═════ Supplied data

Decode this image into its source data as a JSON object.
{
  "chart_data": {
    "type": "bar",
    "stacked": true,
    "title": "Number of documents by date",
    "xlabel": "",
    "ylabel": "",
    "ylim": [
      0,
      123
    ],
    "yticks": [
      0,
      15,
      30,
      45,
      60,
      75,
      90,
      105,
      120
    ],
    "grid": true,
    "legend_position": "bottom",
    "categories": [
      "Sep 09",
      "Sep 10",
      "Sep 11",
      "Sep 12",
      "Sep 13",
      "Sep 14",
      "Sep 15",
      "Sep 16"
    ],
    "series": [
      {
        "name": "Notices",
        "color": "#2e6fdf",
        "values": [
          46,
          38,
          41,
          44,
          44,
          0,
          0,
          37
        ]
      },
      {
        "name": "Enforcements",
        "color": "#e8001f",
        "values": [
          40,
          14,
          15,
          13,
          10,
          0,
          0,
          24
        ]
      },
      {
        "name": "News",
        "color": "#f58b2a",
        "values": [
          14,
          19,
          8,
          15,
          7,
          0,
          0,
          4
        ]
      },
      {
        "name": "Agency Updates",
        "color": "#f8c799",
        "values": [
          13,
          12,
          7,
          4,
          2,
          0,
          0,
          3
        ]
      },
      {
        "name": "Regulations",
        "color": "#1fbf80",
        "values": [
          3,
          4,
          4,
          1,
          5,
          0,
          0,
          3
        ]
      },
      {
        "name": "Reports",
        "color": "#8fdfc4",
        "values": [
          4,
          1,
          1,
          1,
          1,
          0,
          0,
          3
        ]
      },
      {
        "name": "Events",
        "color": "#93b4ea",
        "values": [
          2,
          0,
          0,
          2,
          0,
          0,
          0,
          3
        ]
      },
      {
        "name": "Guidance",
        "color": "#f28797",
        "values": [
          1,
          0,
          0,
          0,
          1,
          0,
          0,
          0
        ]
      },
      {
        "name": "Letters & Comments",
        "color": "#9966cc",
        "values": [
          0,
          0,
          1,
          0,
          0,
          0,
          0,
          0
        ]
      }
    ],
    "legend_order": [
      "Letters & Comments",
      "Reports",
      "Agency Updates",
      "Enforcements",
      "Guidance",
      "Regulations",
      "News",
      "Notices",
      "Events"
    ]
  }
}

══════════

## Goal
Each entry must be reproduced verbatim.

## Expected output
Decode this image into its source data as a JSON object.
{
  "chart_data": {
    "type": "bar",
    "stacked": true,
    "title": "Number of documents by date",
    "xlabel": "",
    "ylabel": "",
    "ylim": [
      0,
      123
    ],
    "yticks": [
      0,
      15,
      30,
      45,
      60,
      75,
      90,
      105,
      120
    ],
    "grid": true,
    "legend_position": "bottom",
    "categories": [
      "Sep 09",
      "Sep 10",
      "Sep 11",
      "Sep 12",
      "Sep 13",
      "Sep 14",
      "Sep 15",
      "Sep 16"
    ],
    "series": [
      {
        "name": "Notices",
        "color": "#2e6fdf",
        "values": [
          46,
          38,
          41,
          44,
          44,
          0,
          0,
          37
        ]
      },
      {
        "name": "Enforcements",
        "color": "#e8001f",
        "values": [
          40,
          14,
          15,
          13,
          10,
          0,
          0,
          24
        ]
      },
      {
        "name": "News",
        "color": "#f58b2a",
        "values": [
          14,
          19,
          8,
          15,
          7,
          0,
          0,
          4
        ]
      },
      {
        "name": "Agency Updates",
        "color": "#f8c799",
        "values": [
          13,
          12,
          7,
          4,
          2,
          0,
          0,
          3
        ]
      },
      {
        "name": "Regulations",
        "color": "#1fbf80",
        "values": [
          3,
          4,
          4,
          1,
          5,
          0,
          0,
          3
        ]
      },
      {
        "name": "Reports",
        "color": "#8fdfc4",
        "values": [
          4,
          1,
          1,
          1,
          1,
          0,
          0,
          3
        ]
      },
      {
        "name": "Events",
        "color": "#93b4ea",
        "values": [
          2,
          0,
          0,
          2,
          0,
          0,
          0,
          3
        ]
      },
      {
        "name": "Guidance",
        "color": "#f28797",
        "values": [
          1,
          0,
          0,
          0,
          1,
          0,
          0,
          0
        ]
      },
      {
        "name": "Letters & Comments",
        "color": "#9966cc",
        "values": [
          0,
          0,
          1,
          0,
          0,
          0,
          0,
          0
        ]
      }
    ],
    "legend_order": [
      "Letters & Comments",
      "Reports",
      "Agency Updates",
      "Enforcements",
      "Guidance",
      "Regulations",
      "News",
      "Notices",
      "Events"
    ]
  }
}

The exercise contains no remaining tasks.